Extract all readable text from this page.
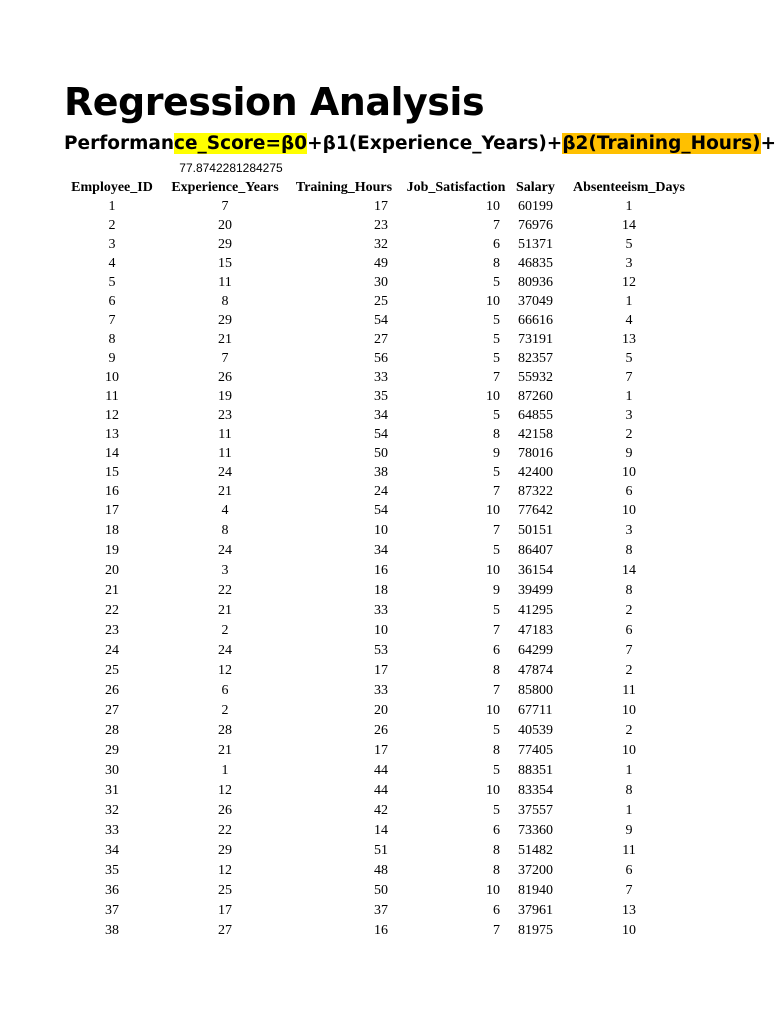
Regression Analysis
Performance_Score=β0+β1(Experience_Years)+β2(Training_Hours)+
77.8742281284275
Employee_ID	Experience_Years	Training_Hours	Job_Satisfaction	Salary	Absenteeism_Days
1	7	17	10	60199	1
2	20	23	7	76976	14
3	29	32	6	51371	5
4	15	49	8	46835	3
5	11	30	5	80936	12
6	8	25	10	37049	1
7	29	54	5	66616	4
8	21	27	5	73191	13
9	7	56	5	82357	5
10	26	33	7	55932	7
11	19	35	10	87260	1
12	23	34	5	64855	3
13	11	54	8	42158	2
14	11	50	9	78016	9
15	24	38	5	42400	10
16	21	24	7	87322	6
17	4	54	10	77642	10
18	8	10	7	50151	3
19	24	34	5	86407	8
20	3	16	10	36154	14
21	22	18	9	39499	8
22	21	33	5	41295	2
23	2	10	7	47183	6
24	24	53	6	64299	7
25	12	17	8	47874	2
26	6	33	7	85800	11
27	2	20	10	67711	10
28	28	26	5	40539	2
29	21	17	8	77405	10
30	1	44	5	88351	1
31	12	44	10	83354	8
32	26	42	5	37557	1
33	22	14	6	73360	9
34	29	51	8	51482	11
35	12	48	8	37200	6
36	25	50	10	81940	7
37	17	37	6	37961	13
38	27	16	7	81975	10
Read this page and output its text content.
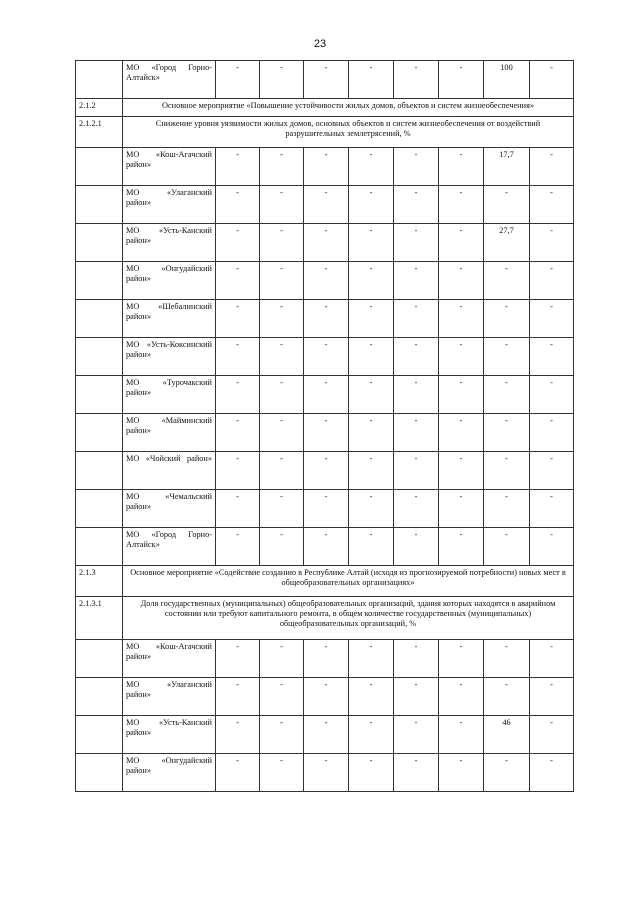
23
	МО «Город Горно-Алтайск»	-	-	-	-	-	-	100	-
2.1.2	Основное мероприятие «Повышение устойчивости жилых домов, объектов и систем жизнеобеспечения»								
2.1.2.1	Снижение уровня уязвимости жилых домов, основных объектов и систем жизнеобеспечения от воздействий разрушительных землетрясений, %								
	МО «Кош-Агачский район»	-	-	-	-	-	-	17,7	-
	МО «Улаганский район»	-	-	-	-	-	-	-	-
	МО «Усть-Канский район»	-	-	-	-	-	-	27,7	-
	МО «Онгудайский район»	-	-	-	-	-	-	-	-
	МО «Шебалинский район»	-	-	-	-	-	-	-	-
	МО «Усть-Коксинский район»	-	-	-	-	-	-	-	-
	МО «Турочакский район»	-	-	-	-	-	-	-	-
	МО «Майминский район»	-	-	-	-	-	-	-	-
	МО «Чойский район»	-	-	-	-	-	-	-	-
	МО «Чемальский район»	-	-	-	-	-	-	-	-
	МО «Город Горно-Алтайск»	-	-	-	-	-	-	-	-
2.1.3	Основное мероприятие «Содействие созданию в Республике Алтай (исходя из прогнозируемой потребности) новых мест в общеобразовательных организациях»								
2.1.3.1	Доля государственных (муниципальных) общеобразовательных организаций, здания которых находятся в аварийном состоянии или требуют капитального ремонта, в общем количестве государственных (муниципальных) общеобразовательных организаций, %								
	МО «Кош-Агачский район»	-	-	-	-	-	-	-	-
	МО «Улаганский район»	-	-	-	-	-	-	-	-
	МО «Усть-Канский район»	-	-	-	-	-	-	46	-
	МО «Онгудайский район»	-	-	-	-	-	-	-	-
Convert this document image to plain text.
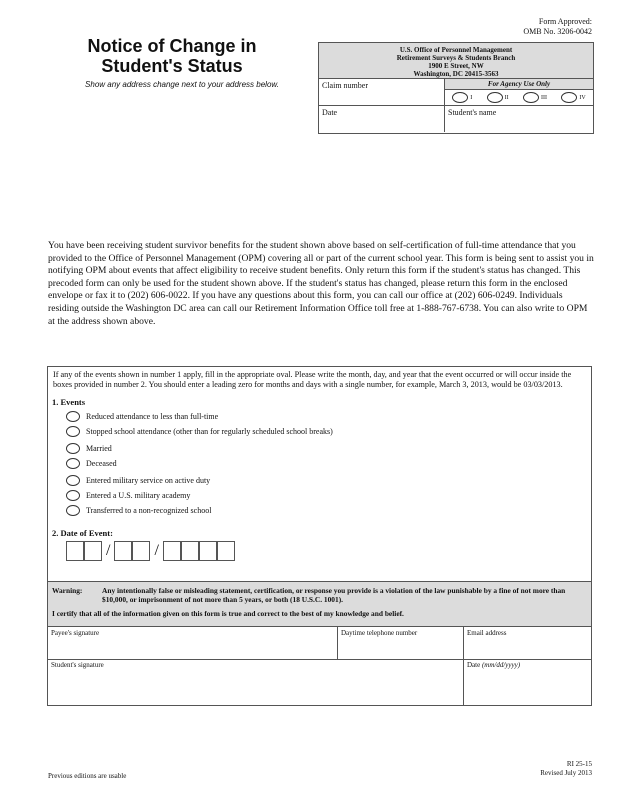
Form Approved:
OMB No. 3206-0042
Notice of Change in
Student's Status
Show any address change next to your address below.
U.S. Office of Personnel Management
Retirement Surveys & Students Branch
1900 E Street, NW
Washington, DC 20415-3563
Claim number	For Agency Use Only
I	II	III	IV
Date	Student's name
You have been receiving student survivor benefits for the student shown above based on self-certification of full-time attendance that you provided to the Office of Personnel Management (OPM) covering all or part of the current school year. This form is being sent to assist you in notifying OPM about events that affect eligibility to receive student benefits. Only return this form if the student's status has changed. This precoded form can only be used for the student shown above. If the student's status has changed, please return this form in the enclosed envelope or fax it to (202) 606-0022. If you have any questions about this form, you can call our office at (202) 606-0249. Individuals residing outside the Washington DC area can call our Retirement Information Office toll free at 1-888-767-6738. You can also write to OPM at the address shown above.
If any of the events shown in number 1 apply, fill in the appropriate oval. Please write the month, day, and year that the event occurred or will occur inside the boxes provided in number 2. You should enter a leading zero for months and days with a single number, for example, March 3, 2013, would be 03/03/2013.
1. Events
Reduced attendance to less than full-time
Stopped school attendance (other than for regularly scheduled school breaks)
Married
Deceased
Entered military service on active duty
Entered a U.S. military academy
Transferred to a non-recognized school
2. Date of Event:
/	/
Warning:	Any intentionally false or misleading statement, certification, or response you provide is a violation of the law punishable by a fine of not more than $10,000, or imprisonment of not more than 5 years, or both (18 U.S.C. 1001).
I certify that all of the information given on this form is true and correct to the best of my knowledge and belief.
Payee's signature	Daytime telephone number	Email address
Student's signature	Date (mm/dd/yyyy)
Previous editions are usable
RI 25-15
Revised July 2013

WHAT IS EXPECTED:
Take the entries shown above and quote them verbatim, passing over the pictures.

COMPLETE RESPONSE:
Extract all readable text from this page.
Regression Analysis
Performance_Score=β0+β1(Experience_Years)+β2(Training_Hours)+
77.8742281284275
Employee_ID	Experience_Years	Training_Hours	Job_Satisfaction	Salary	Absenteeism_Days
1	7	17	10	60199	1
2	20	23	7	76976	14
3	29	32	6	51371	5
4	15	49	8	46835	3
5	11	30	5	80936	12
6	8	25	10	37049	1
7	29	54	5	66616	4
8	21	27	5	73191	13
9	7	56	5	82357	5
10	26	33	7	55932	7
11	19	35	10	87260	1
12	23	34	5	64855	3
13	11	54	8	42158	2
14	11	50	9	78016	9
15	24	38	5	42400	10
16	21	24	7	87322	6
17	4	54	10	77642	10
18	8	10	7	50151	3
19	24	34	5	86407	8
20	3	16	10	36154	14
21	22	18	9	39499	8
22	21	33	5	41295	2
23	2	10	7	47183	6
24	24	53	6	64299	7
25	12	17	8	47874	2
26	6	33	7	85800	11
27	2	20	10	67711	10
28	28	26	5	40539	2
29	21	17	8	77405	10
30	1	44	5	88351	1
31	12	44	10	83354	8
32	26	42	5	37557	1
33	22	14	6	73360	9
34	29	51	8	51482	11
35	12	48	8	37200	6
36	25	50	10	81940	7
37	17	37	6	37961	13
38	27	16	7	81975	10
Read this page and output its text content.
23
	МО «Город Горно-Алтайск»	-	-	-	-	-	-	100	-
2.1.2	Основное мероприятие «Повышение устойчивости жилых домов, объектов и систем жизнеобеспечения»								
2.1.2.1	Снижение уровня уязвимости жилых домов, основных объектов и систем жизнеобеспечения от воздействий разрушительных землетрясений, %								
	МО «Кош-Агачский район»	-	-	-	-	-	-	17,7	-
	МО «Улаганский район»	-	-	-	-	-	-	-	-
	МО «Усть-Канский район»	-	-	-	-	-	-	27,7	-
	МО «Онгудайский район»	-	-	-	-	-	-	-	-
	МО «Шебалинский район»	-	-	-	-	-	-	-	-
	МО «Усть-Коксинский район»	-	-	-	-	-	-	-	-
	МО «Турочакский район»	-	-	-	-	-	-	-	-
	МО «Майминский район»	-	-	-	-	-	-	-	-
	МО «Чойский район»	-	-	-	-	-	-	-	-
	МО «Чемальский район»	-	-	-	-	-	-	-	-
	МО «Город Горно-Алтайск»	-	-	-	-	-	-	-	-
2.1.3	Основное мероприятие «Содействие созданию в Республике Алтай (исходя из прогнозируемой потребности) новых мест в общеобразовательных организациях»								
2.1.3.1	Доля государственных (муниципальных) общеобразовательных организаций, здания которых находятся в аварийном состоянии или требуют капитального ремонта, в общем количестве государственных (муниципальных) общеобразовательных организаций, %								
	МО «Кош-Агачский район»	-	-	-	-	-	-	-	-
	МО «Улаганский район»	-	-	-	-	-	-	-	-
	МО «Усть-Канский район»	-	-	-	-	-	-	46	-
	МО «Онгудайский район»	-	-	-	-	-	-	-	-
Convert this document image to plain text.
Form Approved:
OMB No. 3206-0042
Notice of Change in
Student's Status
Show any address change next to your address below.
U.S. Office of Personnel Management
Retirement Surveys & Students Branch
1900 E Street, NW
Washington, DC 20415-3563
Claim number	For Agency Use Only
I	II	III	IV
Date	Student's name
You have been receiving student survivor benefits for the student shown above based on self-certification of full-time attendance that you provided to the Office of Personnel Management (OPM) covering all or part of the current school year. This form is being sent to assist you in notifying OPM about events that affect eligibility to receive student benefits. Only return this form if the student's status has changed. This precoded form can only be used for the student shown above. If the student's status has changed, please return this form in the enclosed envelope or fax it to (202) 606-0022. If you have any questions about this form, you can call our office at (202) 606-0249. Individuals residing outside the Washington DC area can call our Retirement Information Office toll free at 1-888-767-6738. You can also write to OPM at the address shown above.
If any of the events shown in number 1 apply, fill in the appropriate oval. Please write the month, day, and year that the event occurred or will occur inside the boxes provided in number 2. You should enter a leading zero for months and days with a single number, for example, March 3, 2013, would be 03/03/2013.
1. Events
Reduced attendance to less than full-time
Stopped school attendance (other than for regularly scheduled school breaks)
Married
Deceased
Entered military service on active duty
Entered a U.S. military academy
Transferred to a non-recognized school
2. Date of Event:
/	/
Warning:	Any intentionally false or misleading statement, certification, or response you provide is a violation of the law punishable by a fine of not more than $10,000, or imprisonment of not more than 5 years, or both (18 U.S.C. 1001).
I certify that all of the information given on this form is true and correct to the best of my knowledge and belief.
Payee's signature	Daytime telephone number	Email address
Student's signature	Date (mm/dd/yyyy)
Previous editions are usable
RI 25-15
Revised July 2013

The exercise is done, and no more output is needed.